Exercise details
Exactly as written, please set down all of the entries again, with no pictures.

Dataset excerpts

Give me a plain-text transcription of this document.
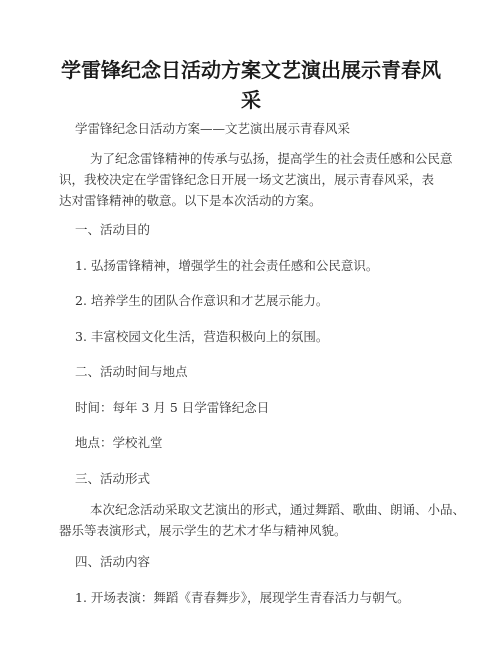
学雷锋纪念日活动方案文艺演出展示青春风采

学雷锋纪念日活动方案——文艺演出展示青春风采

为了纪念雷锋精神的传承与弘扬，提高学生的社会责任感和公民意
识，我校决定在学雷锋纪念日开展一场文艺演出，展示青春风采，表
达对雷锋精神的敬意。以下是本次活动的方案。

一、活动目的

1. 弘扬雷锋精神，增强学生的社会责任感和公民意识。

2. 培养学生的团队合作意识和才艺展示能力。

3. 丰富校园文化生活，营造积极向上的氛围。

二、活动时间与地点

时间：每年 3 月 5 日学雷锋纪念日

地点：学校礼堂

三、活动形式

本次纪念活动采取文艺演出的形式，通过舞蹈、歌曲、朗诵、小品、
器乐等表演形式，展示学生的艺术才华与精神风貌。

四、活动内容

1. 开场表演：舞蹈《青春舞步》，展现学生青春活力与朝气。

Reply to the task
Give me a plain-text transcription of this document.
学雷锋纪念日活动方案文艺演出展示青春风采

学雷锋纪念日活动方案——文艺演出展示青春风采

为了纪念雷锋精神的传承与弘扬，提高学生的社会责任感和公民意
识，我校决定在学雷锋纪念日开展一场文艺演出，展示青春风采，表
达对雷锋精神的敬意。以下是本次活动的方案。

一、活动目的

1. 弘扬雷锋精神，增强学生的社会责任感和公民意识。

2. 培养学生的团队合作意识和才艺展示能力。

3. 丰富校园文化生活，营造积极向上的氛围。

二、活动时间与地点

时间：每年 3 月 5 日学雷锋纪念日

地点：学校礼堂

三、活动形式

本次纪念活动采取文艺演出的形式，通过舞蹈、歌曲、朗诵、小品、
器乐等表演形式，展示学生的艺术才华与精神风貌。

四、活动内容

1. 开场表演：舞蹈《青春舞步》，展现学生青春活力与朝气。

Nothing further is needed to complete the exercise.